***** Records supplied *****
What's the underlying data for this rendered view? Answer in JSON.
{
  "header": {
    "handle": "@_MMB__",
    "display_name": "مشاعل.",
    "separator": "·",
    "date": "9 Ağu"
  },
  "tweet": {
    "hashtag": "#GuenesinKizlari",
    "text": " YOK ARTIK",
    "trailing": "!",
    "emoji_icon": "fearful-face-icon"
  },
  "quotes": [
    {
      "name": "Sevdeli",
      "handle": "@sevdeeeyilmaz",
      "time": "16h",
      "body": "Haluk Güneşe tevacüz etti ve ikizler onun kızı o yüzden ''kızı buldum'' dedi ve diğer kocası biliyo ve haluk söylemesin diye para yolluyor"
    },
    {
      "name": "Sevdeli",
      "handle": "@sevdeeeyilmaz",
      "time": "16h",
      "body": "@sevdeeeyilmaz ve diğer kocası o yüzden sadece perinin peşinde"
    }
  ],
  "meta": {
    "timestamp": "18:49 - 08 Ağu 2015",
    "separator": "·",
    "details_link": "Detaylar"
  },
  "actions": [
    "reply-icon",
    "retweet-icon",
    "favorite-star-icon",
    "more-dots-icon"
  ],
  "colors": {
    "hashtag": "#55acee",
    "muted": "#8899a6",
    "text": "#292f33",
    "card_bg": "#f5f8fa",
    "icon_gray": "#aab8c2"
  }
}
*****
***** Records supplied *****
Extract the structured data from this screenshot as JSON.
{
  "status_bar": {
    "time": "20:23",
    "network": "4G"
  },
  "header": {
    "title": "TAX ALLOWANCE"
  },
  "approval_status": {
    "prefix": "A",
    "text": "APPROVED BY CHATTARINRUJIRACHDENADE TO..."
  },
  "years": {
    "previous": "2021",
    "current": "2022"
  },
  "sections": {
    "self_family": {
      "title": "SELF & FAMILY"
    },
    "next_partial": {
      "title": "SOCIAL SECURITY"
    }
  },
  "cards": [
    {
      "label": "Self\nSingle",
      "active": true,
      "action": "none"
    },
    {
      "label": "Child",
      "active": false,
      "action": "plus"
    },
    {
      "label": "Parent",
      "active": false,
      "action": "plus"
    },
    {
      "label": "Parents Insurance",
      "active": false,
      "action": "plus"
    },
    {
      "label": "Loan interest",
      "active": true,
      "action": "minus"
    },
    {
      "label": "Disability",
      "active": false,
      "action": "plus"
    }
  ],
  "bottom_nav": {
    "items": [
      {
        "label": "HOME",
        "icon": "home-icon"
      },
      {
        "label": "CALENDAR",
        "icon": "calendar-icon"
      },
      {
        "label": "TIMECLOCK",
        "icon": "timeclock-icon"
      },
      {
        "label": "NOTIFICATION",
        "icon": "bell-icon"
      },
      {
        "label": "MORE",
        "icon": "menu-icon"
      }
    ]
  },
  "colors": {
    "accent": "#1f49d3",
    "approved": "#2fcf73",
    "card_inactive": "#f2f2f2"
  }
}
*****
***** Records supplied *****
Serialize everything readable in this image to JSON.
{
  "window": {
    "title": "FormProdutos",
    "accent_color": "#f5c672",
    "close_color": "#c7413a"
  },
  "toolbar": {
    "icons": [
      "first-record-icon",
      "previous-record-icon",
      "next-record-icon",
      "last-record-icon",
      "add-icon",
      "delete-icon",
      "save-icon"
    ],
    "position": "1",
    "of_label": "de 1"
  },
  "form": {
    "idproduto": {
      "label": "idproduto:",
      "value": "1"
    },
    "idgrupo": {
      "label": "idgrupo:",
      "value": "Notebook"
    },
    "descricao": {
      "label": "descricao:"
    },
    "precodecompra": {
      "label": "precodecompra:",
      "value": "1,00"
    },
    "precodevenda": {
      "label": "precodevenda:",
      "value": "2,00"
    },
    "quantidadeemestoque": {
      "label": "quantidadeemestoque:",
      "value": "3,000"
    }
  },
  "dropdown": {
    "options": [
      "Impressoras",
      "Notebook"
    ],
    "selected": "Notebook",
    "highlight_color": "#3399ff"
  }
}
*****
Work to complete
Tally up the lines in the preceding listing that contain the string "text". Respond with the number and nothing else.

Solution for this problem
3